TASK INSTRUCTIONS -> Copy out all lines where "this" appears.

THE INPUT ->
-----

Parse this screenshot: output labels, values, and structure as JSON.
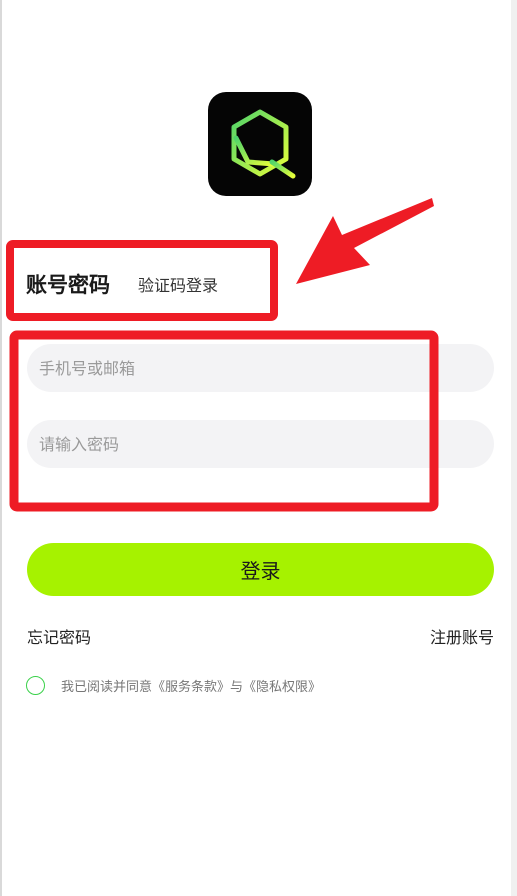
{
  "app": {
    "logo_icon": "hexagon-q-logo-icon",
    "accent_color": "#a6f200",
    "logo_gradient": [
      "#4fd46a",
      "#e6ff3a"
    ]
  },
  "tabs": {
    "account_password": "账号密码",
    "verification_code": "验证码登录"
  },
  "form": {
    "phone_placeholder": "手机号或邮箱",
    "password_placeholder": "请输入密码",
    "phone_value": "",
    "password_value": ""
  },
  "actions": {
    "login_label": "登录",
    "forgot_password": "忘记密码",
    "register": "注册账号"
  },
  "agreement": {
    "text": "我已阅读并同意《服务条款》与《隐私权限》",
    "checked": false
  },
  "annotations": {
    "highlight_color": "#ee1c25",
    "arrow_icon": "red-arrow-icon"
  }
}
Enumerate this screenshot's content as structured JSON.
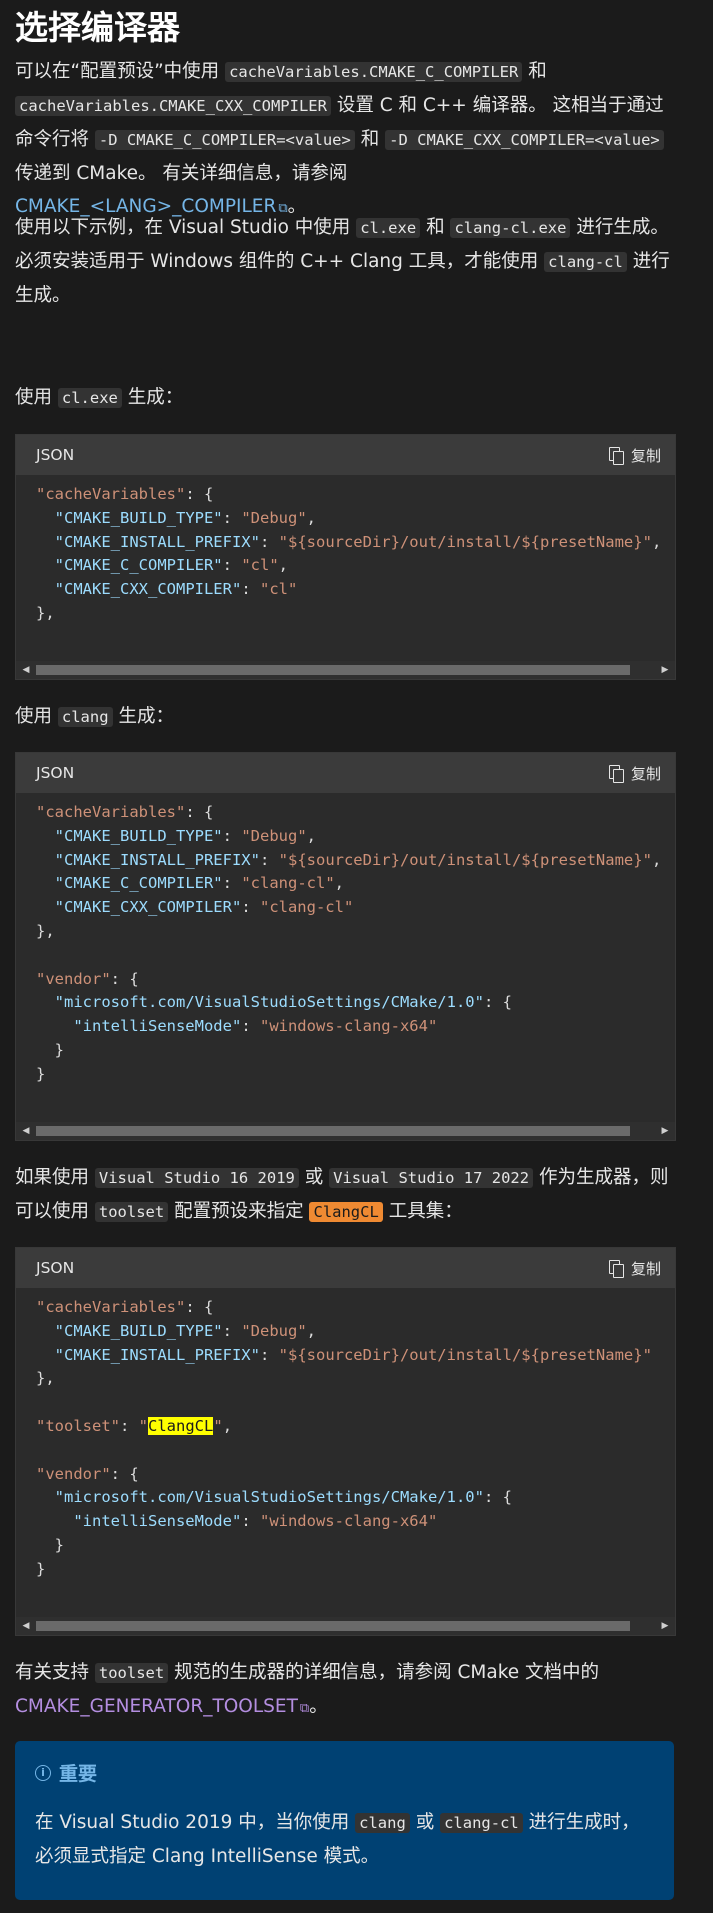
{
  "title": "选择编译器",
  "para1": {
    "t1": "可以在“配置预设”中使用 ",
    "c1": "cacheVariables.CMAKE_C_COMPILER",
    "t2": " 和",
    "c2": "cacheVariables.CMAKE_CXX_COMPILER",
    "t3": " 设置 C 和 C++ 编译器。 这相当于通过命令行将 ",
    "c3": "-D CMAKE_C_COMPILER=<value>",
    "t4": " 和 ",
    "c4": "-D CMAKE_CXX_COMPILER=<value>",
    "t5": " 传递到 CMake。 有关详细信息，请参阅",
    "link": "CMAKE_<LANG>_COMPILER",
    "t6": "。"
  },
  "para2": {
    "t1": "使用以下示例，在 Visual Studio 中使用 ",
    "c1": "cl.exe",
    "t2": " 和 ",
    "c2": "clang-cl.exe",
    "t3": " 进行生成。 必须安装适用于 Windows 组件的 C++ Clang 工具，才能使用 ",
    "c3": "clang-cl",
    "t4": " 进行生成。"
  },
  "para3": {
    "t1": "使用 ",
    "c1": "cl.exe",
    "t2": " 生成："
  },
  "para4": {
    "t1": "使用 ",
    "c1": "clang",
    "t2": " 生成："
  },
  "para5": {
    "t1": "如果使用 ",
    "c1": "Visual Studio 16 2019",
    "t2": " 或 ",
    "c2": "Visual Studio 17 2022",
    "t3": " 作为生成器，则可以使用 ",
    "c3": "toolset",
    "t4": " 配置预设来指定 ",
    "c4": "ClangCL",
    "t5": " 工具集："
  },
  "para6": {
    "t1": "有关支持 ",
    "c1": "toolset",
    "t2": " 规范的生成器的详细信息，请参阅 CMake 文档中的",
    "link": "CMAKE_GENERATOR_TOOLSET",
    "t3": "。"
  },
  "code_common": {
    "lang": "JSON",
    "copy_label": "复制"
  },
  "code1": {
    "l1_key": "\"cacheVariables\"",
    "l2_k": "\"CMAKE_BUILD_TYPE\"",
    "l2_v": "\"Debug\"",
    "l3_k": "\"CMAKE_INSTALL_PREFIX\"",
    "l3_v": "\"${sourceDir}/out/install/${presetName}\"",
    "l4_k": "\"CMAKE_C_COMPILER\"",
    "l4_v": "\"cl\"",
    "l5_k": "\"CMAKE_CXX_COMPILER\"",
    "l5_v": "\"cl\""
  },
  "code2": {
    "l1_key": "\"cacheVariables\"",
    "l2_k": "\"CMAKE_BUILD_TYPE\"",
    "l2_v": "\"Debug\"",
    "l3_k": "\"CMAKE_INSTALL_PREFIX\"",
    "l3_v": "\"${sourceDir}/out/install/${presetName}\"",
    "l4_k": "\"CMAKE_C_COMPILER\"",
    "l4_v": "\"clang-cl\"",
    "l5_k": "\"CMAKE_CXX_COMPILER\"",
    "l5_v": "\"clang-cl\"",
    "vendor_key": "\"vendor\"",
    "ms_key": "\"microsoft.com/VisualStudioSettings/CMake/1.0\"",
    "isense_k": "\"intelliSenseMode\"",
    "isense_v": "\"windows-clang-x64\""
  },
  "code3": {
    "l1_key": "\"cacheVariables\"",
    "l2_k": "\"CMAKE_BUILD_TYPE\"",
    "l2_v": "\"Debug\"",
    "l3_k": "\"CMAKE_INSTALL_PREFIX\"",
    "l3_v": "\"${sourceDir}/out/install/${presetName}\"",
    "toolset_key": "\"toolset\"",
    "toolset_q": "\"",
    "toolset_val": "ClangCL",
    "vendor_key": "\"vendor\"",
    "ms_key": "\"microsoft.com/VisualStudioSettings/CMake/1.0\"",
    "isense_k": "\"intelliSenseMode\"",
    "isense_v": "\"windows-clang-x64\""
  },
  "scrollbar": {
    "thumb_fraction": 0.96,
    "thumb_position": 0
  },
  "alert": {
    "title": "重要",
    "t1": "在 Visual Studio 2019 中，当你使用 ",
    "c1": "clang",
    "t2": " 或 ",
    "c2": "clang-cl",
    "t3": " 进行生成时，必须显式指定 Clang IntelliSense 模式。"
  },
  "colors": {
    "background": "#1b1b1b",
    "link": "#75b6e7",
    "visited_link": "#b48ee0",
    "alert_bg": "#004173",
    "highlight": "#ffff00",
    "highlight_orange": "#ef8a32"
  },
  "icons": {
    "copy": "copy-icon",
    "external": "external-link-icon",
    "info": "info-icon"
  }
}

-----

FINAL RESULT ->
Parse this screenshot: output labels, values, and structure as JSON.
Enumerate this screenshot's content as structured JSON.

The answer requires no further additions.